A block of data

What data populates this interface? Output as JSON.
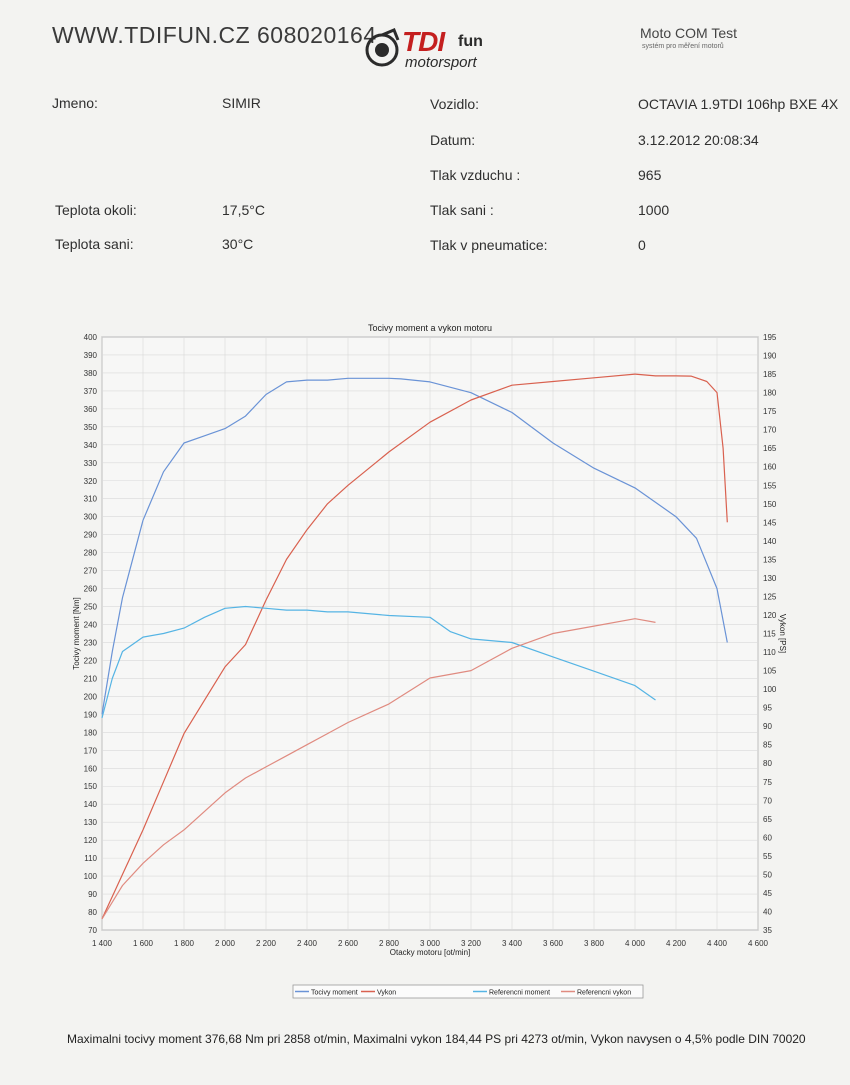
{
  "header": {
    "site": "WWW.TDIFUN.CZ 608020164",
    "logo_tdi": "TDI",
    "logo_fun": "fun",
    "logo_motorsport": "motorsport",
    "app_title": "Moto COM Test",
    "app_subtitle": "systém pro měření motorů"
  },
  "info": {
    "jmeno_label": "Jmeno:",
    "jmeno_value": "SIMIR",
    "vozidlo_label": "Vozidlo:",
    "vozidlo_value": "OCTAVIA 1.9TDI 106hp BXE 4X",
    "datum_label": "Datum:",
    "datum_value": "3.12.2012 20:08:34",
    "tlak_vzduchu_label": "Tlak vzduchu :",
    "tlak_vzduchu_value": "965",
    "teplota_okoli_label": "Teplota okoli:",
    "teplota_okoli_value": "17,5°C",
    "tlak_sani_label": "Tlak sani :",
    "tlak_sani_value": "1000",
    "teplota_sani_label": "Teplota sani:",
    "teplota_sani_value": "30°C",
    "tlak_pneu_label": "Tlak v pneumatice:",
    "tlak_pneu_value": "0"
  },
  "chart_data": {
    "type": "line",
    "title": "Tocivy moment a vykon motoru",
    "xlabel": "Otacky motoru [ot/min]",
    "ylabel_left": "Tocivy moment [Nm]",
    "ylabel_right": "Vykon [PS]",
    "xlim": [
      1400,
      4600
    ],
    "ylim_left": [
      70,
      400
    ],
    "ylim_right": [
      35,
      195
    ],
    "x_ticks": [
      1400,
      1600,
      1800,
      2000,
      2200,
      2400,
      2600,
      2800,
      3000,
      3200,
      3400,
      3600,
      3800,
      4000,
      4200,
      4400,
      4600
    ],
    "x_tick_labels": [
      "1 400",
      "1 600",
      "1 800",
      "2 000",
      "2 200",
      "2 400",
      "2 600",
      "2 800",
      "3 000",
      "3 200",
      "3 400",
      "3 600",
      "3 800",
      "4 000",
      "4 200",
      "4 400",
      "4 600"
    ],
    "y_left_ticks": [
      70,
      80,
      90,
      100,
      110,
      120,
      130,
      140,
      150,
      160,
      170,
      180,
      190,
      200,
      210,
      220,
      230,
      240,
      250,
      260,
      270,
      280,
      290,
      300,
      310,
      320,
      330,
      340,
      350,
      360,
      370,
      380,
      390,
      400
    ],
    "y_right_ticks": [
      35,
      40,
      45,
      50,
      55,
      60,
      65,
      70,
      75,
      80,
      85,
      90,
      95,
      100,
      105,
      110,
      115,
      120,
      125,
      130,
      135,
      140,
      145,
      150,
      155,
      160,
      165,
      170,
      175,
      180,
      185,
      190,
      195
    ],
    "grid": true,
    "legend_position": "bottom",
    "series": [
      {
        "name": "Tocivy moment",
        "axis": "left",
        "color": "#6a93d6",
        "x": [
          1400,
          1450,
          1500,
          1600,
          1700,
          1800,
          1900,
          2000,
          2100,
          2200,
          2300,
          2400,
          2500,
          2600,
          2800,
          2858,
          3000,
          3200,
          3400,
          3600,
          3800,
          4000,
          4200,
          4300,
          4400,
          4450
        ],
        "y": [
          190,
          225,
          255,
          298,
          325,
          341,
          345,
          349,
          356,
          368,
          375,
          376,
          376,
          377,
          377,
          376.68,
          375,
          369,
          358,
          341,
          327,
          316,
          300,
          288,
          260,
          230
        ]
      },
      {
        "name": "Vykon",
        "axis": "right",
        "color": "#d9614f",
        "x": [
          1400,
          1500,
          1600,
          1700,
          1800,
          1900,
          2000,
          2100,
          2200,
          2300,
          2400,
          2500,
          2600,
          2800,
          3000,
          3200,
          3400,
          3600,
          3800,
          4000,
          4100,
          4200,
          4273,
          4350,
          4400,
          4430,
          4450
        ],
        "y": [
          38,
          50,
          62,
          75,
          88,
          97,
          106,
          112,
          124,
          135,
          143,
          150,
          155,
          164,
          172,
          178,
          182,
          183,
          184,
          185,
          184.5,
          184.5,
          184.44,
          183,
          180,
          165,
          145
        ]
      },
      {
        "name": "Referencni moment",
        "axis": "left",
        "color": "#55b4e4",
        "x": [
          1400,
          1450,
          1500,
          1600,
          1700,
          1800,
          1900,
          2000,
          2100,
          2200,
          2300,
          2400,
          2500,
          2600,
          2800,
          3000,
          3100,
          3200,
          3400,
          3600,
          3800,
          4000,
          4100
        ],
        "y": [
          188,
          210,
          225,
          233,
          235,
          238,
          244,
          249,
          250,
          249,
          248,
          248,
          247,
          247,
          245,
          244,
          236,
          232,
          230,
          222,
          214,
          206,
          198
        ]
      },
      {
        "name": "Referencni vykon",
        "axis": "right",
        "color": "#e08b80",
        "x": [
          1400,
          1500,
          1600,
          1700,
          1800,
          1900,
          2000,
          2100,
          2200,
          2300,
          2400,
          2500,
          2600,
          2800,
          3000,
          3200,
          3400,
          3600,
          3800,
          4000,
          4100
        ],
        "y": [
          38,
          47,
          53,
          58,
          62,
          67,
          72,
          76,
          79,
          82,
          85,
          88,
          91,
          96,
          103,
          105,
          111,
          115,
          117,
          119,
          118
        ]
      }
    ]
  },
  "summary": "Maximalni tocivy moment 376,68 Nm pri 2858 ot/min,  Maximalni vykon 184,44 PS pri 4273 ot/min,  Vykon navysen o 4,5% podle DIN 70020"
}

### Problem statement
Every record above must be given again exactly; drop the pictures.

### Solution to this exercise
What data populates this interface? Output as JSON.
{
  "header": {
    "site": "WWW.TDIFUN.CZ 608020164",
    "logo_tdi": "TDI",
    "logo_fun": "fun",
    "logo_motorsport": "motorsport",
    "app_title": "Moto COM Test",
    "app_subtitle": "systém pro měření motorů"
  },
  "info": {
    "jmeno_label": "Jmeno:",
    "jmeno_value": "SIMIR",
    "vozidlo_label": "Vozidlo:",
    "vozidlo_value": "OCTAVIA 1.9TDI 106hp BXE 4X",
    "datum_label": "Datum:",
    "datum_value": "3.12.2012 20:08:34",
    "tlak_vzduchu_label": "Tlak vzduchu :",
    "tlak_vzduchu_value": "965",
    "teplota_okoli_label": "Teplota okoli:",
    "teplota_okoli_value": "17,5°C",
    "tlak_sani_label": "Tlak sani :",
    "tlak_sani_value": "1000",
    "teplota_sani_label": "Teplota sani:",
    "teplota_sani_value": "30°C",
    "tlak_pneu_label": "Tlak v pneumatice:",
    "tlak_pneu_value": "0"
  },
  "chart_data": {
    "type": "line",
    "title": "Tocivy moment a vykon motoru",
    "xlabel": "Otacky motoru [ot/min]",
    "ylabel_left": "Tocivy moment [Nm]",
    "ylabel_right": "Vykon [PS]",
    "xlim": [
      1400,
      4600
    ],
    "ylim_left": [
      70,
      400
    ],
    "ylim_right": [
      35,
      195
    ],
    "x_ticks": [
      1400,
      1600,
      1800,
      2000,
      2200,
      2400,
      2600,
      2800,
      3000,
      3200,
      3400,
      3600,
      3800,
      4000,
      4200,
      4400,
      4600
    ],
    "x_tick_labels": [
      "1 400",
      "1 600",
      "1 800",
      "2 000",
      "2 200",
      "2 400",
      "2 600",
      "2 800",
      "3 000",
      "3 200",
      "3 400",
      "3 600",
      "3 800",
      "4 000",
      "4 200",
      "4 400",
      "4 600"
    ],
    "y_left_ticks": [
      70,
      80,
      90,
      100,
      110,
      120,
      130,
      140,
      150,
      160,
      170,
      180,
      190,
      200,
      210,
      220,
      230,
      240,
      250,
      260,
      270,
      280,
      290,
      300,
      310,
      320,
      330,
      340,
      350,
      360,
      370,
      380,
      390,
      400
    ],
    "y_right_ticks": [
      35,
      40,
      45,
      50,
      55,
      60,
      65,
      70,
      75,
      80,
      85,
      90,
      95,
      100,
      105,
      110,
      115,
      120,
      125,
      130,
      135,
      140,
      145,
      150,
      155,
      160,
      165,
      170,
      175,
      180,
      185,
      190,
      195
    ],
    "grid": true,
    "legend_position": "bottom",
    "series": [
      {
        "name": "Tocivy moment",
        "axis": "left",
        "color": "#6a93d6",
        "x": [
          1400,
          1450,
          1500,
          1600,
          1700,
          1800,
          1900,
          2000,
          2100,
          2200,
          2300,
          2400,
          2500,
          2600,
          2800,
          2858,
          3000,
          3200,
          3400,
          3600,
          3800,
          4000,
          4200,
          4300,
          4400,
          4450
        ],
        "y": [
          190,
          225,
          255,
          298,
          325,
          341,
          345,
          349,
          356,
          368,
          375,
          376,
          376,
          377,
          377,
          376.68,
          375,
          369,
          358,
          341,
          327,
          316,
          300,
          288,
          260,
          230
        ]
      },
      {
        "name": "Vykon",
        "axis": "right",
        "color": "#d9614f",
        "x": [
          1400,
          1500,
          1600,
          1700,
          1800,
          1900,
          2000,
          2100,
          2200,
          2300,
          2400,
          2500,
          2600,
          2800,
          3000,
          3200,
          3400,
          3600,
          3800,
          4000,
          4100,
          4200,
          4273,
          4350,
          4400,
          4430,
          4450
        ],
        "y": [
          38,
          50,
          62,
          75,
          88,
          97,
          106,
          112,
          124,
          135,
          143,
          150,
          155,
          164,
          172,
          178,
          182,
          183,
          184,
          185,
          184.5,
          184.5,
          184.44,
          183,
          180,
          165,
          145
        ]
      },
      {
        "name": "Referencni moment",
        "axis": "left",
        "color": "#55b4e4",
        "x": [
          1400,
          1450,
          1500,
          1600,
          1700,
          1800,
          1900,
          2000,
          2100,
          2200,
          2300,
          2400,
          2500,
          2600,
          2800,
          3000,
          3100,
          3200,
          3400,
          3600,
          3800,
          4000,
          4100
        ],
        "y": [
          188,
          210,
          225,
          233,
          235,
          238,
          244,
          249,
          250,
          249,
          248,
          248,
          247,
          247,
          245,
          244,
          236,
          232,
          230,
          222,
          214,
          206,
          198
        ]
      },
      {
        "name": "Referencni vykon",
        "axis": "right",
        "color": "#e08b80",
        "x": [
          1400,
          1500,
          1600,
          1700,
          1800,
          1900,
          2000,
          2100,
          2200,
          2300,
          2400,
          2500,
          2600,
          2800,
          3000,
          3200,
          3400,
          3600,
          3800,
          4000,
          4100
        ],
        "y": [
          38,
          47,
          53,
          58,
          62,
          67,
          72,
          76,
          79,
          82,
          85,
          88,
          91,
          96,
          103,
          105,
          111,
          115,
          117,
          119,
          118
        ]
      }
    ]
  },
  "summary": "Maximalni tocivy moment 376,68 Nm pri 2858 ot/min,  Maximalni vykon 184,44 PS pri 4273 ot/min,  Vykon navysen o 4,5% podle DIN 70020"
}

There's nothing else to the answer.